**EXERCISE OBJECTIVE**
Pictures aside, repeat every entry exactly.

**RECORDS SHOWN**
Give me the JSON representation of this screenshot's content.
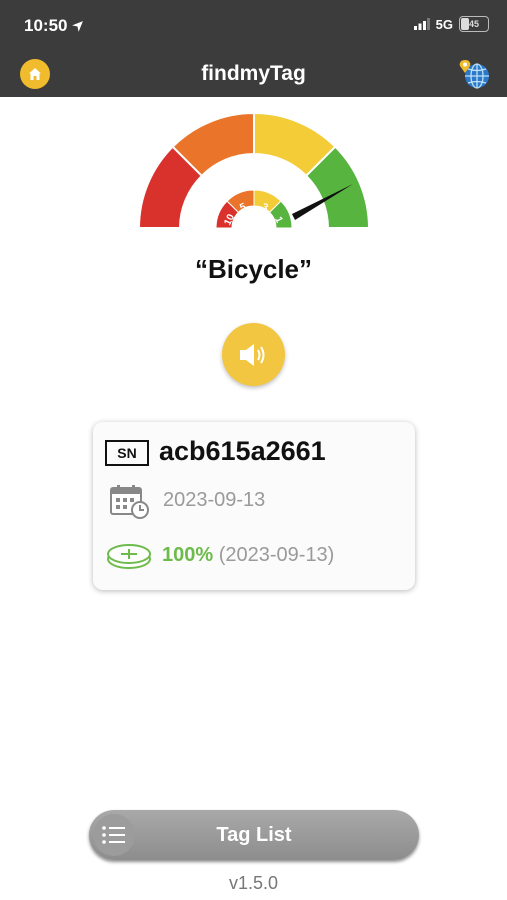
{
  "status_bar": {
    "time": "10:50",
    "network": "5G",
    "battery": "45"
  },
  "header": {
    "title": "findmyTag"
  },
  "gauge": {
    "labels": [
      "10",
      "5",
      "3",
      "1"
    ]
  },
  "tag": {
    "name": "“Bicycle”",
    "sn_label": "SN",
    "serial": "acb615a2661",
    "date": "2023-09-13",
    "battery_percent": "100%",
    "battery_date": "(2023-09-13)"
  },
  "footer": {
    "tag_list_label": "Tag List",
    "version": "v1.5.0"
  },
  "colors": {
    "accent": "#f2c641",
    "header_bg": "#3c3c3c",
    "gauge_red": "#d9312b",
    "gauge_orange": "#e9742a",
    "gauge_yellow": "#f3cc38",
    "gauge_green": "#56b43f",
    "battery_green": "#6dbb4a"
  }
}
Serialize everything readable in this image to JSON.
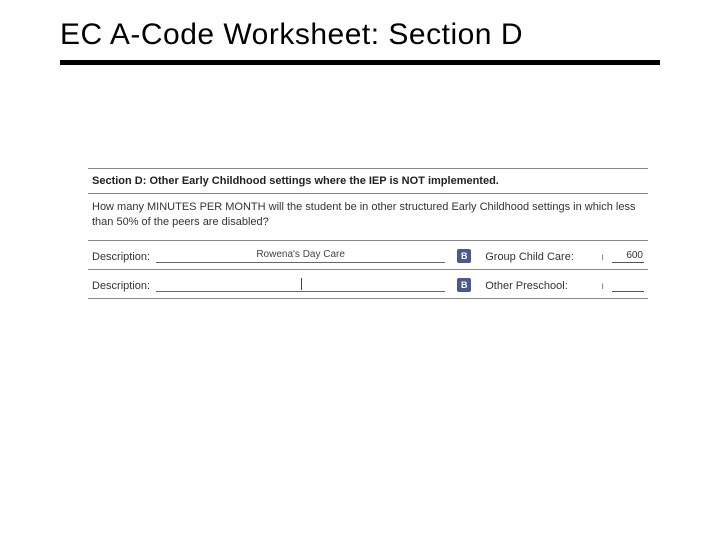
{
  "title": "EC A-Code Worksheet:  Section D",
  "section": {
    "header": "Section D: Other Early Childhood settings where the IEP is NOT implemented.",
    "instructions": "How many MINUTES PER MONTH will the student be in other structured Early Childhood settings in which less than 50% of the peers are disabled?",
    "rows": [
      {
        "label": "Description:",
        "value": "Rowena's Day Care",
        "chip": "B",
        "category": "Group Child Care:",
        "minutes": "600"
      },
      {
        "label": "Description:",
        "value": "",
        "chip": "B",
        "category": "Other Preschool:",
        "minutes": ""
      }
    ]
  }
}
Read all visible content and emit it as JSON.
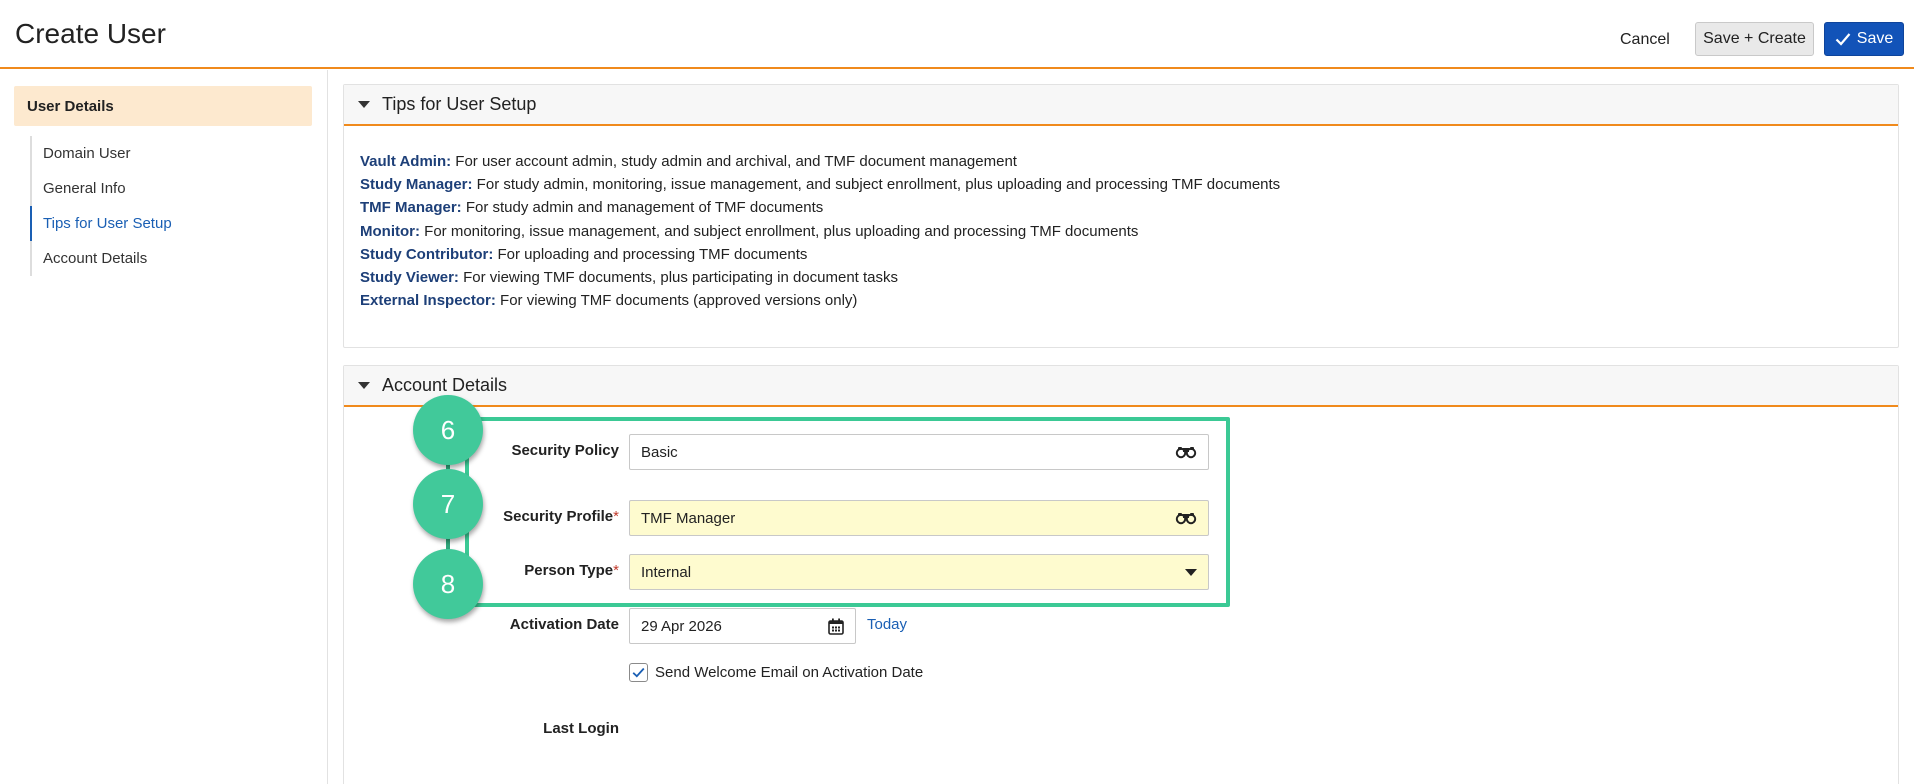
{
  "header": {
    "title": "Create User",
    "cancel_label": "Cancel",
    "save_create_label": "Save + Create",
    "save_label": "Save"
  },
  "sidebar": {
    "heading": "User Details",
    "items": [
      {
        "label": "Domain User",
        "active": false
      },
      {
        "label": "General Info",
        "active": false
      },
      {
        "label": "Tips for User Setup",
        "active": true
      },
      {
        "label": "Account Details",
        "active": false
      }
    ]
  },
  "tips": {
    "title": "Tips for User Setup",
    "lines": [
      {
        "role": "Vault Admin:",
        "text": " For user account admin, study admin and archival, and TMF document management"
      },
      {
        "role": "Study Manager:",
        "text": " For study admin, monitoring, issue management, and subject enrollment, plus uploading and processing TMF documents"
      },
      {
        "role": "TMF Manager:",
        "text": " For study admin and management of TMF documents"
      },
      {
        "role": "Monitor:",
        "text": " For monitoring, issue management, and subject enrollment, plus uploading and processing TMF documents"
      },
      {
        "role": "Study Contributor:",
        "text": " For uploading and processing TMF documents"
      },
      {
        "role": "Study Viewer:",
        "text": " For viewing TMF documents, plus participating in document tasks"
      },
      {
        "role": "External Inspector:",
        "text": " For viewing TMF documents (approved versions only)"
      }
    ]
  },
  "account": {
    "title": "Account Details",
    "security_policy_label": "Security Policy",
    "security_policy_value": "Basic",
    "security_profile_label": "Security Profile",
    "security_profile_value": "TMF Manager",
    "person_type_label": "Person Type",
    "person_type_value": "Internal",
    "required_marker": "*",
    "activation_date_label": "Activation Date",
    "activation_date_value": "29 Apr 2026",
    "today_label": "Today",
    "welcome_email_label": "Send Welcome Email on Activation Date",
    "welcome_email_checked": true,
    "last_login_label": "Last Login"
  },
  "callouts": [
    "6",
    "7",
    "8"
  ],
  "colors": {
    "accent_orange": "#f08a1c",
    "primary_blue": "#1253b8",
    "callout_green": "#41c99a",
    "required_field_bg": "#fefbcf",
    "nav_head_bg": "#fde9cf"
  }
}
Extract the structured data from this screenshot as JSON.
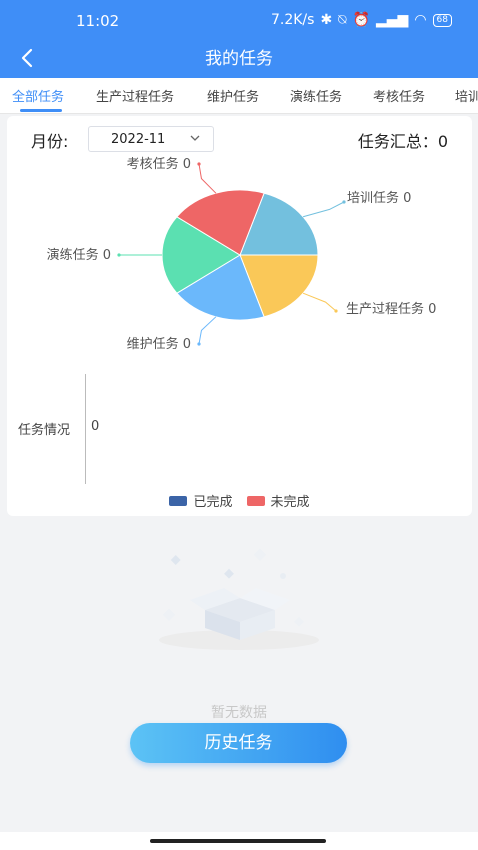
{
  "status_bar": {
    "time": "11:02",
    "speed": "7.2K/s",
    "battery": "68"
  },
  "header": {
    "title": "我的任务",
    "back_icon": "chevron-left-icon",
    "bg_color": "#3f8ef7"
  },
  "tabs": [
    {
      "label": "全部任务",
      "active": true
    },
    {
      "label": "生产过程任务",
      "active": false
    },
    {
      "label": "维护任务",
      "active": false
    },
    {
      "label": "演练任务",
      "active": false
    },
    {
      "label": "考核任务",
      "active": false
    },
    {
      "label": "培训",
      "active": false
    }
  ],
  "filter": {
    "month_label": "月份:",
    "month_value": "2022-11",
    "summary": "任务汇总：0"
  },
  "chart_data": [
    {
      "type": "pie",
      "series": [
        {
          "name": "培训任务",
          "value": 0,
          "color": "#73c0de"
        },
        {
          "name": "生产过程任务",
          "value": 0,
          "color": "#fac858"
        },
        {
          "name": "维护任务",
          "value": 0,
          "color": "#6bb8fb"
        },
        {
          "name": "演练任务",
          "value": 0,
          "color": "#5be0b1"
        },
        {
          "name": "考核任务",
          "value": 0,
          "color": "#ee6666"
        }
      ],
      "labels": [
        "培训任务 0",
        "生产过程任务 0",
        "维护任务 0",
        "演练任务 0",
        "考核任务 0"
      ]
    },
    {
      "type": "bar",
      "categories": [
        "任务情况"
      ],
      "series": [
        {
          "name": "已完成",
          "values": [
            0
          ],
          "color": "#3b64a7"
        },
        {
          "name": "未完成",
          "values": [
            0
          ],
          "color": "#ee6666"
        }
      ],
      "ytick": "0"
    }
  ],
  "empty_state": {
    "text": "暂无数据",
    "icon": "empty-box-icon"
  },
  "actions": {
    "history_label": "历史任务"
  }
}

**EXERCISE SOLUTION**
Give me the JSON representation of this screenshot's content.
{
  "status_bar": {
    "time": "10:50",
    "network": "5G",
    "battery": "45"
  },
  "header": {
    "title": "findmyTag"
  },
  "gauge": {
    "labels": [
      "10",
      "5",
      "3",
      "1"
    ]
  },
  "tag": {
    "name": "“Bicycle”",
    "sn_label": "SN",
    "serial": "acb615a2661",
    "date": "2023-09-13",
    "battery_percent": "100%",
    "battery_date": "(2023-09-13)"
  },
  "footer": {
    "tag_list_label": "Tag List",
    "version": "v1.5.0"
  },
  "colors": {
    "accent": "#f2c641",
    "header_bg": "#3c3c3c",
    "gauge_red": "#d9312b",
    "gauge_orange": "#e9742a",
    "gauge_yellow": "#f3cc38",
    "gauge_green": "#56b43f",
    "battery_green": "#6dbb4a"
  }
}
Serialize everything readable in this image to JSON.
{
  "title": "EC A-Code Worksheet:  Section D",
  "section": {
    "header": "Section D: Other Early Childhood settings where the IEP is NOT implemented.",
    "instructions": "How many MINUTES PER MONTH will the student be in other structured Early Childhood settings in which less than 50% of the peers are disabled?",
    "rows": [
      {
        "label": "Description:",
        "value": "Rowena's Day Care",
        "chip": "B",
        "category": "Group Child Care:",
        "minutes": "600"
      },
      {
        "label": "Description:",
        "value": "",
        "chip": "B",
        "category": "Other Preschool:",
        "minutes": ""
      }
    ]
  }
}
Read all visible content and emit it as JSON.
{
  "header": {
    "title": "Create User",
    "cancel_label": "Cancel",
    "save_create_label": "Save + Create",
    "save_label": "Save"
  },
  "sidebar": {
    "heading": "User Details",
    "items": [
      {
        "label": "Domain User",
        "active": false
      },
      {
        "label": "General Info",
        "active": false
      },
      {
        "label": "Tips for User Setup",
        "active": true
      },
      {
        "label": "Account Details",
        "active": false
      }
    ]
  },
  "tips": {
    "title": "Tips for User Setup",
    "lines": [
      {
        "role": "Vault Admin:",
        "text": " For user account admin, study admin and archival, and TMF document management"
      },
      {
        "role": "Study Manager:",
        "text": " For study admin, monitoring, issue management, and subject enrollment, plus uploading and processing TMF documents"
      },
      {
        "role": "TMF Manager:",
        "text": " For study admin and management of TMF documents"
      },
      {
        "role": "Monitor:",
        "text": " For monitoring, issue management, and subject enrollment, plus uploading and processing TMF documents"
      },
      {
        "role": "Study Contributor:",
        "text": " For uploading and processing TMF documents"
      },
      {
        "role": "Study Viewer:",
        "text": " For viewing TMF documents, plus participating in document tasks"
      },
      {
        "role": "External Inspector:",
        "text": " For viewing TMF documents (approved versions only)"
      }
    ]
  },
  "account": {
    "title": "Account Details",
    "security_policy_label": "Security Policy",
    "security_policy_value": "Basic",
    "security_profile_label": "Security Profile",
    "security_profile_value": "TMF Manager",
    "person_type_label": "Person Type",
    "person_type_value": "Internal",
    "required_marker": "*",
    "activation_date_label": "Activation Date",
    "activation_date_value": "29 Apr 2026",
    "today_label": "Today",
    "welcome_email_label": "Send Welcome Email on Activation Date",
    "welcome_email_checked": true,
    "last_login_label": "Last Login"
  },
  "callouts": [
    "6",
    "7",
    "8"
  ],
  "colors": {
    "accent_orange": "#f08a1c",
    "primary_blue": "#1253b8",
    "callout_green": "#41c99a",
    "required_field_bg": "#fefbcf",
    "nav_head_bg": "#fde9cf"
  }
}
Extract the structured data from this screenshot as JSON.
{
  "status_bar": {
    "time": "11:02",
    "speed": "7.2K/s",
    "battery": "68"
  },
  "header": {
    "title": "我的任务",
    "back_icon": "chevron-left-icon",
    "bg_color": "#3f8ef7"
  },
  "tabs": [
    {
      "label": "全部任务",
      "active": true
    },
    {
      "label": "生产过程任务",
      "active": false
    },
    {
      "label": "维护任务",
      "active": false
    },
    {
      "label": "演练任务",
      "active": false
    },
    {
      "label": "考核任务",
      "active": false
    },
    {
      "label": "培训",
      "active": false
    }
  ],
  "filter": {
    "month_label": "月份:",
    "month_value": "2022-11",
    "summary": "任务汇总：0"
  },
  "chart_data": [
    {
      "type": "pie",
      "series": [
        {
          "name": "培训任务",
          "value": 0,
          "color": "#73c0de"
        },
        {
          "name": "生产过程任务",
          "value": 0,
          "color": "#fac858"
        },
        {
          "name": "维护任务",
          "value": 0,
          "color": "#6bb8fb"
        },
        {
          "name": "演练任务",
          "value": 0,
          "color": "#5be0b1"
        },
        {
          "name": "考核任务",
          "value": 0,
          "color": "#ee6666"
        }
      ],
      "labels": [
        "培训任务 0",
        "生产过程任务 0",
        "维护任务 0",
        "演练任务 0",
        "考核任务 0"
      ]
    },
    {
      "type": "bar",
      "categories": [
        "任务情况"
      ],
      "series": [
        {
          "name": "已完成",
          "values": [
            0
          ],
          "color": "#3b64a7"
        },
        {
          "name": "未完成",
          "values": [
            0
          ],
          "color": "#ee6666"
        }
      ],
      "ytick": "0"
    }
  ],
  "empty_state": {
    "text": "暂无数据",
    "icon": "empty-box-icon"
  },
  "actions": {
    "history_label": "历史任务"
  }
}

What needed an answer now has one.